# DIRECTIONS
Report how many lines in the records hold the string "value"; give the number and nothing else.

Stored data:

▼

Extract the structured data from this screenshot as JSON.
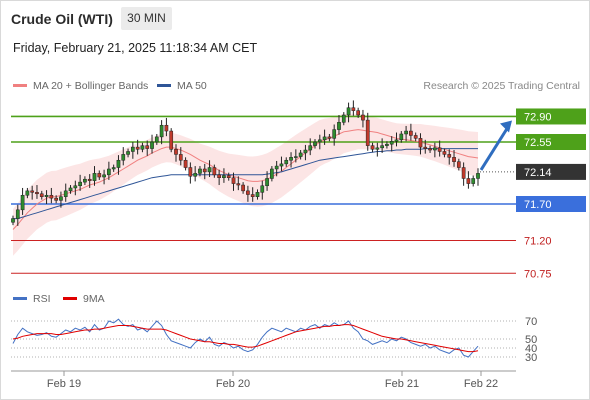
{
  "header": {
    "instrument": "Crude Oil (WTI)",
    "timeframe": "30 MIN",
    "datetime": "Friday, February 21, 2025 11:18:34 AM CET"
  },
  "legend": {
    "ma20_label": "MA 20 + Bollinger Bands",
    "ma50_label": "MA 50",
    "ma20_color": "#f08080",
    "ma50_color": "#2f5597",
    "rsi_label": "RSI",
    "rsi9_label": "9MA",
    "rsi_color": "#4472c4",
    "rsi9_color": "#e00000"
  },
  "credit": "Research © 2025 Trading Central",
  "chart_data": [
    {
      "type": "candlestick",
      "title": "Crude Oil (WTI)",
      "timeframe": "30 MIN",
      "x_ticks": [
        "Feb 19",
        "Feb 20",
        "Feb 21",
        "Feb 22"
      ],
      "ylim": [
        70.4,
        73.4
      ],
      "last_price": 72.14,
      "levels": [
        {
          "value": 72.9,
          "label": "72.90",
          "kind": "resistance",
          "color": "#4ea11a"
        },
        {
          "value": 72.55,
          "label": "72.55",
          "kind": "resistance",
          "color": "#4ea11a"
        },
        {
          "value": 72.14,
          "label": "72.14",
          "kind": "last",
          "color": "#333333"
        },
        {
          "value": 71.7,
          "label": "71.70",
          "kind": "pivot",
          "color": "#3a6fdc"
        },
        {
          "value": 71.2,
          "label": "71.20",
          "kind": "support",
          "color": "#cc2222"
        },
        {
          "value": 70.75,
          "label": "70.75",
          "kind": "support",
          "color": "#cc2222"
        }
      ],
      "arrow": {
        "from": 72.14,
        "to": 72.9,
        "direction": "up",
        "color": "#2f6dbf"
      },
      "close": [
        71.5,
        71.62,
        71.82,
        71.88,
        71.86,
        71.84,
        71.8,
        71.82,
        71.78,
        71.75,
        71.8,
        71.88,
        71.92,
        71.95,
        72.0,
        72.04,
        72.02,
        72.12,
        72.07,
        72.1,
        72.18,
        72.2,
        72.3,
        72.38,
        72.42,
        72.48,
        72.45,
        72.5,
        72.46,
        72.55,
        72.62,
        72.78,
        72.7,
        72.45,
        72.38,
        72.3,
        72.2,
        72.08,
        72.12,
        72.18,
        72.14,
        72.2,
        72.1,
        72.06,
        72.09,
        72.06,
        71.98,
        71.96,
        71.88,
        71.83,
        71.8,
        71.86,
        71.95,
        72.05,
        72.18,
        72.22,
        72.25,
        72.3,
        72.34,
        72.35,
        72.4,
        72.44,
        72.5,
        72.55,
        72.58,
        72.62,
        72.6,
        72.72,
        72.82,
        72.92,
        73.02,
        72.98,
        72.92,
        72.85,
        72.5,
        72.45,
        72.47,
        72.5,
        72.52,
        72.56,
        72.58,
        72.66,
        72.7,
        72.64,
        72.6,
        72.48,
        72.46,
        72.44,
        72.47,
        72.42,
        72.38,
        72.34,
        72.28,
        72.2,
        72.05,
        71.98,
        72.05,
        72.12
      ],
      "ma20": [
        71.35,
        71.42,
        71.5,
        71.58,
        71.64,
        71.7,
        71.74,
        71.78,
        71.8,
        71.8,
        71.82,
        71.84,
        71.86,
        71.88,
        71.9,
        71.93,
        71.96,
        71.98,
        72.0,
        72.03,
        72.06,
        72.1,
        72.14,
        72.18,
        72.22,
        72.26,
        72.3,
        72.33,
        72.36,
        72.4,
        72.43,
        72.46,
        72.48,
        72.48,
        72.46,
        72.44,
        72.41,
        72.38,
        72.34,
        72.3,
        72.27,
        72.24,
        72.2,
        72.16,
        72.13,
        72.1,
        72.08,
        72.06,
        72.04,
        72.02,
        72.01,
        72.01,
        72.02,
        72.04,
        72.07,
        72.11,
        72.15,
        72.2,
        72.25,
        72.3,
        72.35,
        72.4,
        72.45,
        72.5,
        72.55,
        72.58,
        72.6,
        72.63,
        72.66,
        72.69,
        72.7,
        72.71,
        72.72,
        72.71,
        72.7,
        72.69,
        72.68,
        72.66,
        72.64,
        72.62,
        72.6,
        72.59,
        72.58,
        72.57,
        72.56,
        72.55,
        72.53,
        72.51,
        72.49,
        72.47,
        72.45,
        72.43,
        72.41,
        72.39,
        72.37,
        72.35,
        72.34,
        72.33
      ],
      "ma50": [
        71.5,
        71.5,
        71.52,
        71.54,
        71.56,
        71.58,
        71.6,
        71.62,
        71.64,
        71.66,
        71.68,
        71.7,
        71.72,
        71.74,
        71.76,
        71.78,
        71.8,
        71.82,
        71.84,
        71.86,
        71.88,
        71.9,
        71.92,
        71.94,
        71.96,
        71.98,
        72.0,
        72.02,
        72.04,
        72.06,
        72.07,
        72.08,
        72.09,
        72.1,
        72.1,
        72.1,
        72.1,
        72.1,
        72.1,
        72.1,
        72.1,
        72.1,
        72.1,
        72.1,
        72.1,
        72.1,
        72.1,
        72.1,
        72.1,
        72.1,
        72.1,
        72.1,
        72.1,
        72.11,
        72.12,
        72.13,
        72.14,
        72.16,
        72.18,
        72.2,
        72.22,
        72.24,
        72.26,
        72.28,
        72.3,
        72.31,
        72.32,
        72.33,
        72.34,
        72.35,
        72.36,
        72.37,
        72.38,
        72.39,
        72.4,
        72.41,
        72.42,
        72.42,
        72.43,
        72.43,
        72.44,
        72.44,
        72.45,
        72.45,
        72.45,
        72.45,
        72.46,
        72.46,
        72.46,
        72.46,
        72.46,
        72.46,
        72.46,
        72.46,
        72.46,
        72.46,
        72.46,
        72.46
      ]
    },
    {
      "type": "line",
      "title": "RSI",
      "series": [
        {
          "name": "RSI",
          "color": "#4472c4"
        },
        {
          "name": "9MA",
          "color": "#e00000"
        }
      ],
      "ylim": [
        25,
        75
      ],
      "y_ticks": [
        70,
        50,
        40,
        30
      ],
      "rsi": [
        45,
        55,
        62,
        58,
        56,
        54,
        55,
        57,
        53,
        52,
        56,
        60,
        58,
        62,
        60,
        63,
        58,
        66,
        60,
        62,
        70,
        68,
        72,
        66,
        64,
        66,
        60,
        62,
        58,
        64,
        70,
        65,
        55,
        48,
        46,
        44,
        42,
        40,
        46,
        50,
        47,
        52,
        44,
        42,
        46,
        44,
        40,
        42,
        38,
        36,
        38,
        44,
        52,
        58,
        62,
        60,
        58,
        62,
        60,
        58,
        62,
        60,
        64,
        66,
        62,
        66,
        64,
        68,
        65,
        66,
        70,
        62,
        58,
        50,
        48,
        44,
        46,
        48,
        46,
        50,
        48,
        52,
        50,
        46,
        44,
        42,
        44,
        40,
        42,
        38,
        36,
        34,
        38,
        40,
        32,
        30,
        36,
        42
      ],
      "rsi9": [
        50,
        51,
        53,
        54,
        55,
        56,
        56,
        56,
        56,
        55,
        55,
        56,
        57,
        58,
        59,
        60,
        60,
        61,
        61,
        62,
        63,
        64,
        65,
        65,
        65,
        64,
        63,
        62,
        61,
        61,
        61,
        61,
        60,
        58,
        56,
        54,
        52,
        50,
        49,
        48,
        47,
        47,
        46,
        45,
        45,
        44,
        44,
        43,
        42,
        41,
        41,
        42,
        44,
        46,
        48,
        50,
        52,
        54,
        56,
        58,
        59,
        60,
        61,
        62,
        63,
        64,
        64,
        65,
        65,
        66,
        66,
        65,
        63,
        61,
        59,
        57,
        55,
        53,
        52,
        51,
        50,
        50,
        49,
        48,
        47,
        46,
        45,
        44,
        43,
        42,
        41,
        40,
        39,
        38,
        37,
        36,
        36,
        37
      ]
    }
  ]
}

▲

# COMPLETED EXERCISE
6